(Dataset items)
----------------------------------------

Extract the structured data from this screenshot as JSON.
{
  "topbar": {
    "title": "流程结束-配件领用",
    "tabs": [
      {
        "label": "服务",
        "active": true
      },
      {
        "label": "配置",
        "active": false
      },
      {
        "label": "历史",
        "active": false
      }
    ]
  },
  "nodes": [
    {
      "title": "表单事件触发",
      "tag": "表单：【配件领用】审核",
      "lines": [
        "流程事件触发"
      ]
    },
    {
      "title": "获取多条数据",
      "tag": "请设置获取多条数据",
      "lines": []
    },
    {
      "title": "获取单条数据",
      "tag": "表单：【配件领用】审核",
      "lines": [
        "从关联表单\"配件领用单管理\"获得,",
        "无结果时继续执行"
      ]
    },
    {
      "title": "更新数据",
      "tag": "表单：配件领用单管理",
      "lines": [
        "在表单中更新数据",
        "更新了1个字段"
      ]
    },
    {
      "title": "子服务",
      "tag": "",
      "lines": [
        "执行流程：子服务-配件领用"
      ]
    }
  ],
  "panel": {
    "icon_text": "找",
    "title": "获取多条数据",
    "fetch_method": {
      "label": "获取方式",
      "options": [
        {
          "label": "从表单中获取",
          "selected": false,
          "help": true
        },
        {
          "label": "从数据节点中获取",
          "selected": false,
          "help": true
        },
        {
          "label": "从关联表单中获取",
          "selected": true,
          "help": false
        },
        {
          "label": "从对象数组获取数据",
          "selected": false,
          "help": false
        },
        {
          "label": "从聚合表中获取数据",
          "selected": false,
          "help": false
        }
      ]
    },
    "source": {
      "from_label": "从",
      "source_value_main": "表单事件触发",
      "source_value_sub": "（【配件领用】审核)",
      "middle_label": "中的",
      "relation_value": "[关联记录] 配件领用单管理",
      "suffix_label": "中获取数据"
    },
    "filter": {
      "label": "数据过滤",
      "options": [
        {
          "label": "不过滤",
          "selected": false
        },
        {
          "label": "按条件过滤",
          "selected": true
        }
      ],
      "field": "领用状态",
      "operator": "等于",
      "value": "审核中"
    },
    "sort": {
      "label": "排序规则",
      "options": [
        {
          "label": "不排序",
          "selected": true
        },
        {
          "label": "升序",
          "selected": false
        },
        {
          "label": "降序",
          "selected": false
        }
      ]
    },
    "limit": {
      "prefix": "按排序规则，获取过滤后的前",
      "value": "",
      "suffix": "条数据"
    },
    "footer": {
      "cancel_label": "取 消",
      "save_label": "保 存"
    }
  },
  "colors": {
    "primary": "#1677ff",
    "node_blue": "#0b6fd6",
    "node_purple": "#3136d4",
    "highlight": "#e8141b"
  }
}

----------------------------------------

**Your task**
Nothing may be left out: return each entry exactly as it reads.

**Task answer**
Extract the structured data from this screenshot as JSON.
{
  "topbar": {
    "title": "流程结束-配件领用",
    "tabs": [
      {
        "label": "服务",
        "active": true
      },
      {
        "label": "配置",
        "active": false
      },
      {
        "label": "历史",
        "active": false
      }
    ]
  },
  "nodes": [
    {
      "title": "表单事件触发",
      "tag": "表单：【配件领用】审核",
      "lines": [
        "流程事件触发"
      ]
    },
    {
      "title": "获取多条数据",
      "tag": "请设置获取多条数据",
      "lines": []
    },
    {
      "title": "获取单条数据",
      "tag": "表单：【配件领用】审核",
      "lines": [
        "从关联表单\"配件领用单管理\"获得,",
        "无结果时继续执行"
      ]
    },
    {
      "title": "更新数据",
      "tag": "表单：配件领用单管理",
      "lines": [
        "在表单中更新数据",
        "更新了1个字段"
      ]
    },
    {
      "title": "子服务",
      "tag": "",
      "lines": [
        "执行流程：子服务-配件领用"
      ]
    }
  ],
  "panel": {
    "icon_text": "找",
    "title": "获取多条数据",
    "fetch_method": {
      "label": "获取方式",
      "options": [
        {
          "label": "从表单中获取",
          "selected": false,
          "help": true
        },
        {
          "label": "从数据节点中获取",
          "selected": false,
          "help": true
        },
        {
          "label": "从关联表单中获取",
          "selected": true,
          "help": false
        },
        {
          "label": "从对象数组获取数据",
          "selected": false,
          "help": false
        },
        {
          "label": "从聚合表中获取数据",
          "selected": false,
          "help": false
        }
      ]
    },
    "source": {
      "from_label": "从",
      "source_value_main": "表单事件触发",
      "source_value_sub": "（【配件领用】审核)",
      "middle_label": "中的",
      "relation_value": "[关联记录] 配件领用单管理",
      "suffix_label": "中获取数据"
    },
    "filter": {
      "label": "数据过滤",
      "options": [
        {
          "label": "不过滤",
          "selected": false
        },
        {
          "label": "按条件过滤",
          "selected": true
        }
      ],
      "field": "领用状态",
      "operator": "等于",
      "value": "审核中"
    },
    "sort": {
      "label": "排序规则",
      "options": [
        {
          "label": "不排序",
          "selected": true
        },
        {
          "label": "升序",
          "selected": false
        },
        {
          "label": "降序",
          "selected": false
        }
      ]
    },
    "limit": {
      "prefix": "按排序规则，获取过滤后的前",
      "value": "",
      "suffix": "条数据"
    },
    "footer": {
      "cancel_label": "取 消",
      "save_label": "保 存"
    }
  },
  "colors": {
    "primary": "#1677ff",
    "node_blue": "#0b6fd6",
    "node_purple": "#3136d4",
    "highlight": "#e8141b"
  }
}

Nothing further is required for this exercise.